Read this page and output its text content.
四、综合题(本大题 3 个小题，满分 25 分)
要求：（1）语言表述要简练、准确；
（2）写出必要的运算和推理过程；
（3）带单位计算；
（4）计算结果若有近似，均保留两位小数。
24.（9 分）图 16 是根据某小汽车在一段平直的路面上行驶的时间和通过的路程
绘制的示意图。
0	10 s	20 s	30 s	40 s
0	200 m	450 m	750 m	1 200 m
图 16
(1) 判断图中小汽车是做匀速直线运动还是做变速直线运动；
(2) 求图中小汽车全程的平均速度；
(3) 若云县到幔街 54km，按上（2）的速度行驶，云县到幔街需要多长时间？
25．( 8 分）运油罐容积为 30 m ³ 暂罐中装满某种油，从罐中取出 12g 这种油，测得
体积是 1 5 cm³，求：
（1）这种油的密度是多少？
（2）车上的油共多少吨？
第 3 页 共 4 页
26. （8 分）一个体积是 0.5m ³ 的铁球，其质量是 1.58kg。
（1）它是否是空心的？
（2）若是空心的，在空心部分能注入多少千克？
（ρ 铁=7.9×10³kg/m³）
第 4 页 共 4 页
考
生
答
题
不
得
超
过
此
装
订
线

· · ·

Each line of the listing should be echoed back exactly.

## The reply
Read this page and output its text content.
四、综合题(本大题 3 个小题，满分 25 分)
要求：（1）语言表述要简练、准确；
（2）写出必要的运算和推理过程；
（3）带单位计算；
（4）计算结果若有近似，均保留两位小数。
24.（9 分）图 16 是根据某小汽车在一段平直的路面上行驶的时间和通过的路程
绘制的示意图。
0	10 s	20 s	30 s	40 s
0	200 m	450 m	750 m	1 200 m
图 16
(1) 判断图中小汽车是做匀速直线运动还是做变速直线运动；
(2) 求图中小汽车全程的平均速度；
(3) 若云县到幔街 54km，按上（2）的速度行驶，云县到幔街需要多长时间？
25．( 8 分）运油罐容积为 30 m ³ 暂罐中装满某种油，从罐中取出 12g 这种油，测得
体积是 1 5 cm³，求：
（1）这种油的密度是多少？
（2）车上的油共多少吨？
第 3 页 共 4 页
26. （8 分）一个体积是 0.5m ³ 的铁球，其质量是 1.58kg。
（1）它是否是空心的？
（2）若是空心的，在空心部分能注入多少千克？
（ρ 铁=7.9×10³kg/m³）
第 4 页 共 4 页
考
生
答
题
不
得
超
过
此
装
订
线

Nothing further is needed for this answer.